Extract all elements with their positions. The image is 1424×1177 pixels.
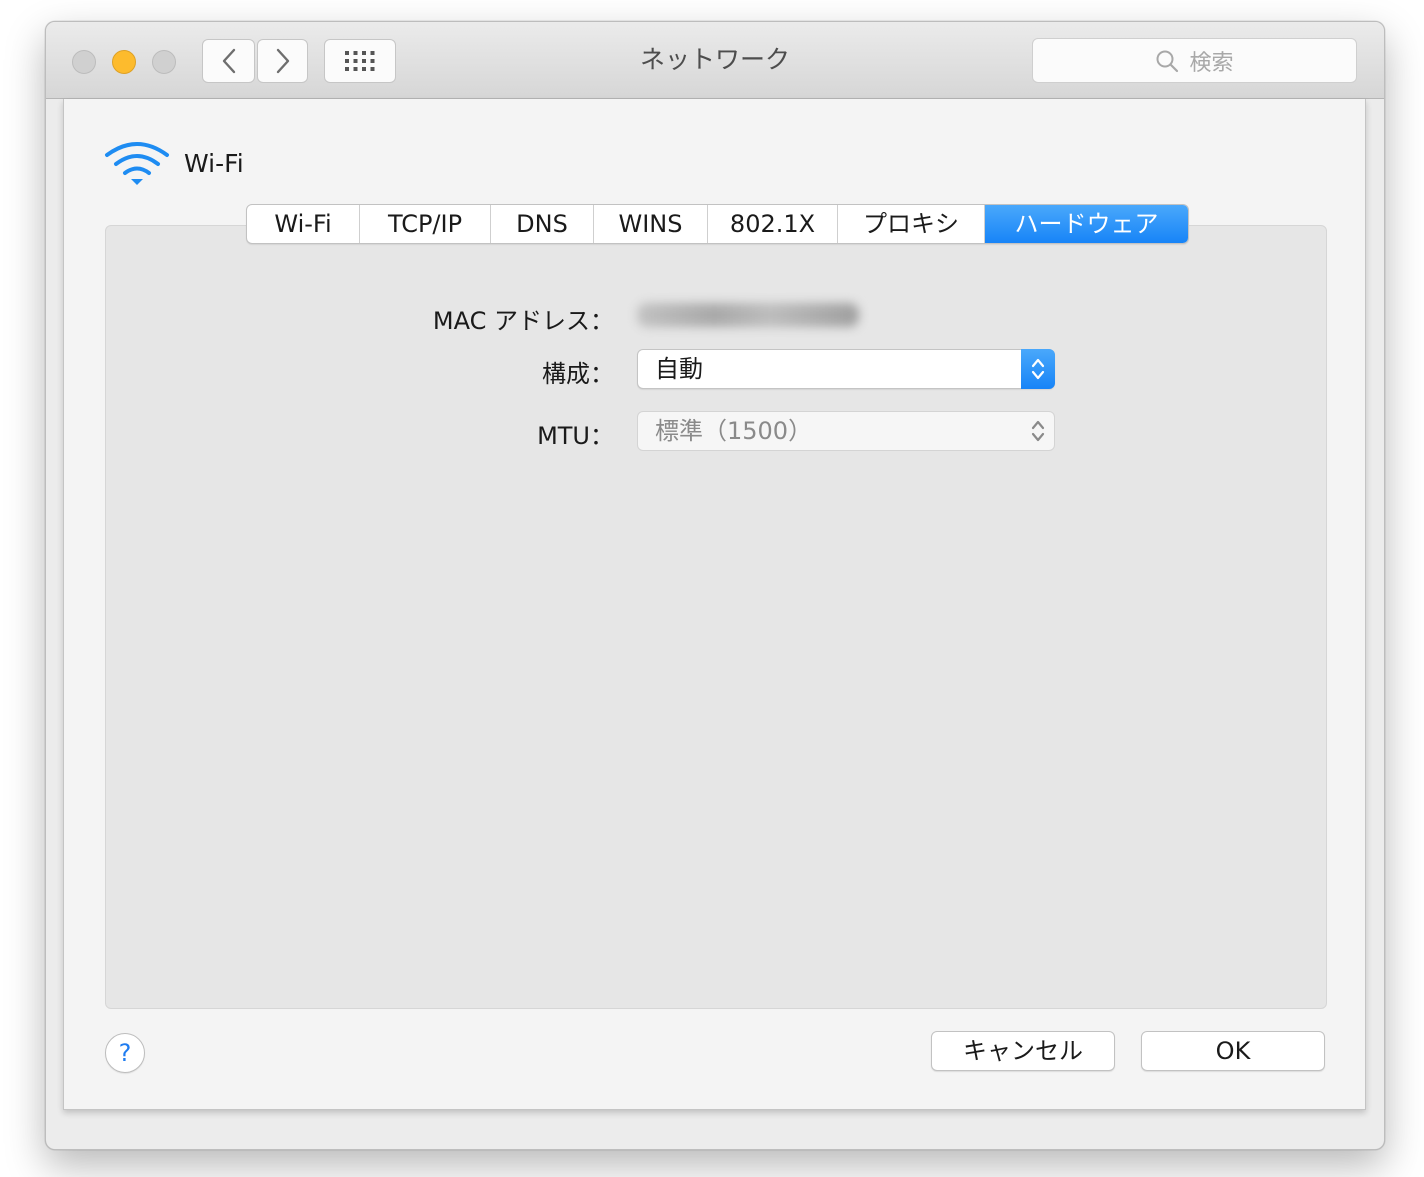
help-button[interactable]: ? [105,1033,145,1073]
hardware-sheet: Wi-Fi Wi-Fi TCP/IP DNS WINS 802.1X プロキシ … [63,99,1366,1110]
tab-wifi[interactable]: Wi-Fi [247,205,360,243]
mtu-value: 標準（1500） [655,417,813,445]
configuration-value: 自動 [655,355,703,383]
tab-proxy[interactable]: プロキシ [838,205,985,243]
mac-address-value-redacted [637,303,859,327]
cancel-button[interactable]: キャンセル [931,1031,1115,1071]
service-header: Wi-Fi [104,139,244,187]
tab-content-panel [105,225,1327,1009]
search-placeholder: 検索 [1189,50,1234,76]
chevron-up-down-icon [1031,420,1045,442]
search-icon [1156,50,1179,72]
search-field[interactable]: 検索 [1032,38,1357,83]
configuration-stepper[interactable] [1021,349,1055,389]
mtu-popup: 標準（1500） [637,411,1055,451]
ok-button[interactable]: OK [1141,1031,1325,1071]
mtu-stepper [1021,411,1055,451]
chevron-up-down-icon [1031,358,1045,380]
network-preferences-window: ネットワーク 検索 Wi-Fi Wi-Fi TCP/IP DNS WINS 80… [45,21,1385,1150]
tab-hardware[interactable]: ハードウェア [985,205,1188,243]
configuration-popup[interactable]: 自動 [637,349,1055,389]
wifi-icon [105,142,169,185]
service-name: Wi-Fi [184,148,244,178]
title-bar: ネットワーク 検索 [46,22,1384,99]
tab-dns[interactable]: DNS [491,205,594,243]
tab-bar: Wi-Fi TCP/IP DNS WINS 802.1X プロキシ ハードウェア [246,204,1189,244]
tab-tcpip[interactable]: TCP/IP [360,205,491,243]
mac-address-label: MAC アドレス： [432,307,614,335]
tab-wins[interactable]: WINS [594,205,708,243]
mtu-label: MTU： [537,422,614,450]
tab-8021x[interactable]: 802.1X [708,205,838,243]
configuration-label: 構成： [542,360,614,388]
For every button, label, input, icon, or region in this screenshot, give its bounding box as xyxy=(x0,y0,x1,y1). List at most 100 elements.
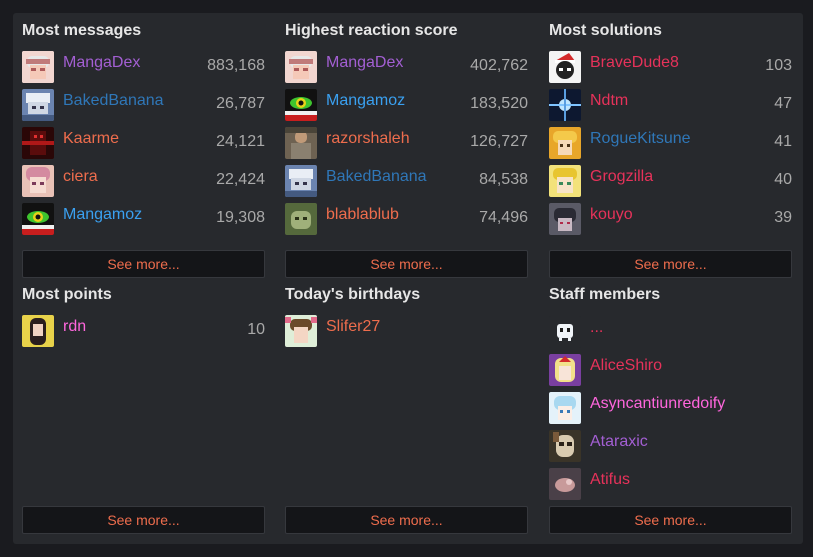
bakedbanana-avatar[interactable] xyxy=(285,165,317,197)
blablablub-avatar[interactable] xyxy=(285,203,317,235)
username-link[interactable]: MangaDex xyxy=(326,54,403,72)
asyncantiunredoify-avatar[interactable] xyxy=(549,392,581,424)
most-points-block: Most points rdn 10 See more... xyxy=(22,285,265,537)
username-link[interactable]: MangaDex xyxy=(63,54,140,72)
username-link[interactable]: RogueKitsune xyxy=(590,130,691,148)
rdn-avatar[interactable] xyxy=(22,315,54,347)
list-item: BakedBanana 84,538 xyxy=(285,165,528,197)
see-more-button[interactable]: See more... xyxy=(285,506,528,534)
username-link[interactable]: Ataraxic xyxy=(590,433,648,451)
solution-count: 40 xyxy=(774,171,792,188)
todays-birthdays-block: Today's birthdays Slifer27 See more... xyxy=(285,285,528,537)
username-link[interactable]: blablablub xyxy=(326,206,399,224)
slifer27-avatar[interactable] xyxy=(285,315,317,347)
reaction-score: 183,520 xyxy=(470,95,528,112)
list-item: Atifus xyxy=(549,468,792,500)
message-count: 24,121 xyxy=(216,133,265,150)
message-count: 883,168 xyxy=(207,57,265,74)
highest-reaction-score-title[interactable]: Highest reaction score xyxy=(285,21,458,41)
ataraxic-avatar[interactable] xyxy=(549,430,581,462)
ciera-avatar[interactable] xyxy=(22,165,54,197)
grogzilla-avatar[interactable] xyxy=(549,165,581,197)
message-count: 26,787 xyxy=(216,95,265,112)
username-link[interactable]: AliceShiro xyxy=(590,357,662,375)
staff-members-block: Staff members ... AliceShiro Asyncantiun… xyxy=(549,285,792,537)
most-points-title[interactable]: Most points xyxy=(22,285,112,305)
solution-count: 103 xyxy=(765,57,792,74)
see-more-button[interactable]: See more... xyxy=(549,506,792,534)
username-link[interactable]: BakedBanana xyxy=(63,92,164,110)
username-link[interactable]: razorshaleh xyxy=(326,130,410,148)
reaction-score: 74,496 xyxy=(479,209,528,226)
list-item: ciera 22,424 xyxy=(22,165,265,197)
username-link[interactable]: rdn xyxy=(63,318,86,336)
list-item: blablablub 74,496 xyxy=(285,203,528,235)
list-item: Ataraxic xyxy=(549,430,792,462)
roguekitsune-avatar[interactable] xyxy=(549,127,581,159)
mangamoz-avatar[interactable] xyxy=(285,89,317,121)
reaction-score: 126,727 xyxy=(470,133,528,150)
username-link[interactable]: Mangamoz xyxy=(326,92,405,110)
list-item: kouyo 39 xyxy=(549,203,792,235)
username-link[interactable]: Asyncantiunredoify xyxy=(590,395,725,413)
username-link[interactable]: Mangamoz xyxy=(63,206,142,224)
see-more-button[interactable]: See more... xyxy=(285,250,528,278)
see-more-button[interactable]: See more... xyxy=(22,506,265,534)
bakedbanana-avatar[interactable] xyxy=(22,89,54,121)
username-link[interactable]: Grogzilla xyxy=(590,168,653,186)
list-item: Kaarme 24,121 xyxy=(22,127,265,159)
username-link[interactable]: Kaarme xyxy=(63,130,119,148)
kaarme-avatar[interactable] xyxy=(22,127,54,159)
mangamoz-avatar[interactable] xyxy=(22,203,54,235)
list-item: BraveDude8 103 xyxy=(549,51,792,83)
most-solutions-title[interactable]: Most solutions xyxy=(549,21,662,41)
list-item: Slifer27 xyxy=(285,315,528,347)
list-item: Ndtm 47 xyxy=(549,89,792,121)
most-messages-title[interactable]: Most messages xyxy=(22,21,141,41)
solution-count: 41 xyxy=(774,133,792,150)
username-link[interactable]: Slifer27 xyxy=(326,318,380,336)
ndtm-avatar[interactable] xyxy=(549,89,581,121)
list-item: Asyncantiunredoify xyxy=(549,392,792,424)
list-item: Grogzilla 40 xyxy=(549,165,792,197)
most-messages-block: Most messages MangaDex 883,168 BakedBana… xyxy=(22,21,265,281)
list-item: razorshaleh 126,727 xyxy=(285,127,528,159)
members-stats-panel: Most messages MangaDex 883,168 BakedBana… xyxy=(13,13,803,544)
list-item: Mangamoz 183,520 xyxy=(285,89,528,121)
razorshaleh-avatar[interactable] xyxy=(285,127,317,159)
solution-count: 39 xyxy=(774,209,792,226)
atifus-avatar[interactable] xyxy=(549,468,581,500)
aliceshiro-avatar[interactable] xyxy=(549,354,581,386)
list-item: Mangamoz 19,308 xyxy=(22,203,265,235)
points-count: 10 xyxy=(247,321,265,338)
message-count: 19,308 xyxy=(216,209,265,226)
list-item: RogueKitsune 41 xyxy=(549,127,792,159)
list-item: AliceShiro xyxy=(549,354,792,386)
solution-count: 47 xyxy=(774,95,792,112)
username-link[interactable]: Ndtm xyxy=(590,92,628,110)
list-item: BakedBanana 26,787 xyxy=(22,89,265,121)
robot-avatar[interactable] xyxy=(549,316,581,348)
most-solutions-block: Most solutions BraveDude8 103 Ndtm 47 Ro… xyxy=(549,21,792,281)
mangadex-avatar[interactable] xyxy=(285,51,317,83)
list-item: MangaDex 402,762 xyxy=(285,51,528,83)
username-link[interactable]: Atifus xyxy=(590,471,630,489)
username-link[interactable]: kouyo xyxy=(590,206,633,224)
username-link[interactable]: BraveDude8 xyxy=(590,54,679,72)
mangadex-avatar[interactable] xyxy=(22,51,54,83)
highest-reaction-score-block: Highest reaction score MangaDex 402,762 … xyxy=(285,21,528,281)
username-link[interactable]: ... xyxy=(590,319,603,337)
reaction-score: 84,538 xyxy=(479,171,528,188)
username-link[interactable]: BakedBanana xyxy=(326,168,427,186)
list-item: ... xyxy=(549,316,792,348)
username-link[interactable]: ciera xyxy=(63,168,98,186)
see-more-button[interactable]: See more... xyxy=(22,250,265,278)
list-item: MangaDex 883,168 xyxy=(22,51,265,83)
staff-members-title[interactable]: Staff members xyxy=(549,285,660,305)
list-item: rdn 10 xyxy=(22,315,265,347)
bravedude8-avatar[interactable] xyxy=(549,51,581,83)
kouyo-avatar[interactable] xyxy=(549,203,581,235)
todays-birthdays-title[interactable]: Today's birthdays xyxy=(285,285,420,305)
message-count: 22,424 xyxy=(216,171,265,188)
see-more-button[interactable]: See more... xyxy=(549,250,792,278)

**Your goal**.
Turn the listing lines into a numbered list. Begin at the line that has "bakedbanana-avatar[interactable] xyxy=(285,165,317,197)", stop after the line that has "asyncantiunredoify-avatar[interactable] xyxy=(549,392,581,424)", and leave out any blank lines.

**Answer for the task**.
1. bakedbanana-avatar[interactable] xyxy=(285,165,317,197)
2. blablablub-avatar[interactable] xyxy=(285,203,317,235)
3. username-link[interactable]: MangaDex xyxy=(326,54,403,72)
4. asyncantiunredoify-avatar[interactable] xyxy=(549,392,581,424)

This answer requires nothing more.